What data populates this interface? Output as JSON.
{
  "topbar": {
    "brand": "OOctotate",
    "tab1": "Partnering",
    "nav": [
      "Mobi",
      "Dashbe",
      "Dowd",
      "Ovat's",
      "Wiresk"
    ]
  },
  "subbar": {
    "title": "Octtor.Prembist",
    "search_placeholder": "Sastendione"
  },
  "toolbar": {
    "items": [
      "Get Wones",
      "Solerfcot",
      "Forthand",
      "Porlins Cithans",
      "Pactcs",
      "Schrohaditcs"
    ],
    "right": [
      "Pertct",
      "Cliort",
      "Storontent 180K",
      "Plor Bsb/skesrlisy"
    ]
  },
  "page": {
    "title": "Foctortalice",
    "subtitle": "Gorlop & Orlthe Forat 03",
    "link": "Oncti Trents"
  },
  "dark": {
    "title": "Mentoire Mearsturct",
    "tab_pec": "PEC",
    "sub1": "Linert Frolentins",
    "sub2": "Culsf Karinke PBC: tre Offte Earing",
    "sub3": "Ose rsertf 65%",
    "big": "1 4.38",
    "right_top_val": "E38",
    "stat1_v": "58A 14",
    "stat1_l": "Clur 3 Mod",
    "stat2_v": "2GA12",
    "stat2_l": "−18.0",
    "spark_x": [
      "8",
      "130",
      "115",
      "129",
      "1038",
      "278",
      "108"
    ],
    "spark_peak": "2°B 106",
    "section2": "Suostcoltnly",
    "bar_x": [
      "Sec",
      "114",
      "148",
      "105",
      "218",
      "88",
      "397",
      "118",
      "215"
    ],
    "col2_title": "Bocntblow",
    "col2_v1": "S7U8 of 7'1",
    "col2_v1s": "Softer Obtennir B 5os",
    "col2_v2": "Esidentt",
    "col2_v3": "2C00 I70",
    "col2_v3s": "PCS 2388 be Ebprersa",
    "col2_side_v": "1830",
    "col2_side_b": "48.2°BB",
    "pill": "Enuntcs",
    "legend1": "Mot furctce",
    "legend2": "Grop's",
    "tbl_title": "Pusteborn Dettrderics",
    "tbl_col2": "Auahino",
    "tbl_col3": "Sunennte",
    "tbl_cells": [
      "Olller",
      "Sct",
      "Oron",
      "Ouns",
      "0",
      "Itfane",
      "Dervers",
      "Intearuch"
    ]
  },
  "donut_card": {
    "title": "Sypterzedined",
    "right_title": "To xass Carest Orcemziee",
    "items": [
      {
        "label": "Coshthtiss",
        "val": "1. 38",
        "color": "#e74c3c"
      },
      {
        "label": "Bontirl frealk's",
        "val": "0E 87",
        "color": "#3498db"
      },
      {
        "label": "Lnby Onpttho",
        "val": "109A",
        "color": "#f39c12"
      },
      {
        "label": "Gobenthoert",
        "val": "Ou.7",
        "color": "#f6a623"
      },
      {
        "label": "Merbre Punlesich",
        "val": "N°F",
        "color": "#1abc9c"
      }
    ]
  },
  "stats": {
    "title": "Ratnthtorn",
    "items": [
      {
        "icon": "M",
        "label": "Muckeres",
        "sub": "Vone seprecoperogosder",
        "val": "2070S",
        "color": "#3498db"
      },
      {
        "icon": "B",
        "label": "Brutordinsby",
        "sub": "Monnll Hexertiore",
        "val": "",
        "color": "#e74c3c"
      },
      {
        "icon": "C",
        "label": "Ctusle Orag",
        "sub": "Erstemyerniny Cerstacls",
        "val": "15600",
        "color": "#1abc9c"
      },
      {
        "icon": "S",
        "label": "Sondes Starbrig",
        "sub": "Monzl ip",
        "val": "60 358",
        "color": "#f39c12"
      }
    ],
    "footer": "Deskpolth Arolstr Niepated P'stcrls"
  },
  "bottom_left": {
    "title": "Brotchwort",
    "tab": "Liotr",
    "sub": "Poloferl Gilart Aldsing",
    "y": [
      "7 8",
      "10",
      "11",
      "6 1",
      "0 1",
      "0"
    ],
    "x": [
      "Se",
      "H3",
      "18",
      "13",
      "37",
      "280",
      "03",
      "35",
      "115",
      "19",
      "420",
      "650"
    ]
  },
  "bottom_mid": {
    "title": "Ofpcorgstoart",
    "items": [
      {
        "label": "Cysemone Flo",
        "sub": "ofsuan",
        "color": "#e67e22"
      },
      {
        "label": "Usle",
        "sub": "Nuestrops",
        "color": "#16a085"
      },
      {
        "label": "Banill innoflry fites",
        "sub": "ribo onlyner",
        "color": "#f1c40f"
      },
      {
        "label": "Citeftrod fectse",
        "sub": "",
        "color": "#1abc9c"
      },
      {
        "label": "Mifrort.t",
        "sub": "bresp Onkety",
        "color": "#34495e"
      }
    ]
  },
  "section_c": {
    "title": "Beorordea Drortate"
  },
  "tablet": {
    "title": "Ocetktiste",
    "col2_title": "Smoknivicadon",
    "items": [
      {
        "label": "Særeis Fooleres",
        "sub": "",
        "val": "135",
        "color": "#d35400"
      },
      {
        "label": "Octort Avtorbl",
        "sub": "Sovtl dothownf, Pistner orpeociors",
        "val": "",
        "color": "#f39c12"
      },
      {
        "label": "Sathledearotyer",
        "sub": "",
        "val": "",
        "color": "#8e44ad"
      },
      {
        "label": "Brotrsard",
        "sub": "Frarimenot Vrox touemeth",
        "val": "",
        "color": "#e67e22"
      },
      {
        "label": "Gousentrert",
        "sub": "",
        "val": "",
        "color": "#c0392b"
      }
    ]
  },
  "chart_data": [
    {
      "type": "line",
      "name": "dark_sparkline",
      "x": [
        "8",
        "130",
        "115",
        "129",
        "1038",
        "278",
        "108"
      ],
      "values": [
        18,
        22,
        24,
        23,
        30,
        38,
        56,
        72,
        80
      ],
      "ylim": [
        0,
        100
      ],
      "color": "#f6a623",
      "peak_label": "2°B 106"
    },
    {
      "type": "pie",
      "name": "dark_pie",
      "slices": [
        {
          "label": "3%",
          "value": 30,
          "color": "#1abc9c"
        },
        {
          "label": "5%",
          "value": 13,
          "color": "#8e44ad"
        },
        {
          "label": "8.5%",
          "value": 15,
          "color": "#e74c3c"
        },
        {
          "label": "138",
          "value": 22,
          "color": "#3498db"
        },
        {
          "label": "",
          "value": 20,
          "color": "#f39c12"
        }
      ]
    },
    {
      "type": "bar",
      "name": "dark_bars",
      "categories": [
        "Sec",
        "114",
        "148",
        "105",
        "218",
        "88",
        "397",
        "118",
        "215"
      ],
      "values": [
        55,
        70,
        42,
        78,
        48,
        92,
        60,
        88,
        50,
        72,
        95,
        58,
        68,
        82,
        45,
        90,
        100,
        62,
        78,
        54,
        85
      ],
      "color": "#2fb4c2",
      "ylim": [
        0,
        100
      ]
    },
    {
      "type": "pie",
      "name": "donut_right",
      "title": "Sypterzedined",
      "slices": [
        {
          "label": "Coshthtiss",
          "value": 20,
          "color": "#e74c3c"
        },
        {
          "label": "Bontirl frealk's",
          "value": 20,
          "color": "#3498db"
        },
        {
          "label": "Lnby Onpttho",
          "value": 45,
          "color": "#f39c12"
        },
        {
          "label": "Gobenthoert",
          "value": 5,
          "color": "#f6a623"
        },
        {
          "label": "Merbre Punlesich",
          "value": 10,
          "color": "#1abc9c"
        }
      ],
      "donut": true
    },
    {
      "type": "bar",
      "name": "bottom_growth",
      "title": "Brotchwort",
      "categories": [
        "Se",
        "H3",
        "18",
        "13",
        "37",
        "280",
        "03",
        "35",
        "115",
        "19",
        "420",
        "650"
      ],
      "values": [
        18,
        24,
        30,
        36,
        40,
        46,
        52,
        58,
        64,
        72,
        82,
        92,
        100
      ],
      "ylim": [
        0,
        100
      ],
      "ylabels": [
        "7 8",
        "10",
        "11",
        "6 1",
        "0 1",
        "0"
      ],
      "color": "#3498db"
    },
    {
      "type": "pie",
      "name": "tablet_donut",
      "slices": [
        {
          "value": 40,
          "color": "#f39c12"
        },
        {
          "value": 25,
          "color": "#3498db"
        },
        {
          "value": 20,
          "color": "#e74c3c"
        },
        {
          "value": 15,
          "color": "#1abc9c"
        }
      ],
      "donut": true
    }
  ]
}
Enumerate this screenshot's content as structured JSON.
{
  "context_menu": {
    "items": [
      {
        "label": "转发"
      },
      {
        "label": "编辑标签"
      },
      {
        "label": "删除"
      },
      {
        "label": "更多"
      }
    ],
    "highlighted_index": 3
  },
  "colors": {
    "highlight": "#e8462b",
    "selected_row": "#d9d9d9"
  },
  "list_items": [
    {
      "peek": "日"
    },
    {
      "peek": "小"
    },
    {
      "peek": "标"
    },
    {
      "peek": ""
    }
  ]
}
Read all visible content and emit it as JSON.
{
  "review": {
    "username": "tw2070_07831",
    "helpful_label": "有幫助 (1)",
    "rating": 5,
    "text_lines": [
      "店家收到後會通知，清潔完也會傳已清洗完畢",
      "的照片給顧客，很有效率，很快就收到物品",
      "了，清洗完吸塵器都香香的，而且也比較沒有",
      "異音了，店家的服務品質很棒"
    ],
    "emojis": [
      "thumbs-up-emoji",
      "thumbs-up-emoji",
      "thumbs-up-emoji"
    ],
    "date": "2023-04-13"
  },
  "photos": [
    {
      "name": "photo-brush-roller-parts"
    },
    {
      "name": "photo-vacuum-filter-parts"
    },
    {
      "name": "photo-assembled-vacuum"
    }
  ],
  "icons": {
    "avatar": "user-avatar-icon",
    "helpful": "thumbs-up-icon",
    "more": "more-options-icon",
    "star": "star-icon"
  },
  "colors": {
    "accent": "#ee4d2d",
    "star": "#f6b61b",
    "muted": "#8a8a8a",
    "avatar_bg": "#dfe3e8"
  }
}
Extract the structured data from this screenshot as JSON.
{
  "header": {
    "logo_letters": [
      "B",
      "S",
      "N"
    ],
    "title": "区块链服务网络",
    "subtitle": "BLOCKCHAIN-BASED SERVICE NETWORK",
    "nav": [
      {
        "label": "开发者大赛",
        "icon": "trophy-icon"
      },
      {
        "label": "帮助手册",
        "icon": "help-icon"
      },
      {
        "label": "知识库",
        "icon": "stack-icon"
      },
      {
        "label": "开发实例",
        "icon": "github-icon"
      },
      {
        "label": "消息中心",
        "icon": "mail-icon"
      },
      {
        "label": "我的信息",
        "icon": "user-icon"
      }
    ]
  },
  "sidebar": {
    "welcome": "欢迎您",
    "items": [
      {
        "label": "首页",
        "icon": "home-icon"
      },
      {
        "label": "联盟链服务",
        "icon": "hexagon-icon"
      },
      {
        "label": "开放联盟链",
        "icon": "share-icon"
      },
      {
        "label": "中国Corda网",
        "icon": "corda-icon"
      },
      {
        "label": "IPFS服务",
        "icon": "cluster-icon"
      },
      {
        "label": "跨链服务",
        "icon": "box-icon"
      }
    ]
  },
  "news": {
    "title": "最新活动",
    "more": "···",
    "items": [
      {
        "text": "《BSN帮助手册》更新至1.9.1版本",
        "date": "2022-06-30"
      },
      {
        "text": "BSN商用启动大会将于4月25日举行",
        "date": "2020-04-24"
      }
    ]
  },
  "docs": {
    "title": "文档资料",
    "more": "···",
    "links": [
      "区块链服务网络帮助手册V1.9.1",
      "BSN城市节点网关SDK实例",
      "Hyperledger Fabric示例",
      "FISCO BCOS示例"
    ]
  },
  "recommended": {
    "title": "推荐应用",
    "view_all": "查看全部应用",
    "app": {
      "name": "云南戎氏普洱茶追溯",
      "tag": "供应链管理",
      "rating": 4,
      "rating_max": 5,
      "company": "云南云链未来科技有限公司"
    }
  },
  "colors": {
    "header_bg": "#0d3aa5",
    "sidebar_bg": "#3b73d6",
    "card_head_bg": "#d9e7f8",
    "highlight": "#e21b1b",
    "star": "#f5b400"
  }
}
----
Set task = Copy out every line from the records that has the word "screenshot".

Worked answer =
Enumerate this screenshot's content as structured JSON.
Extract the structured data from this screenshot as JSON.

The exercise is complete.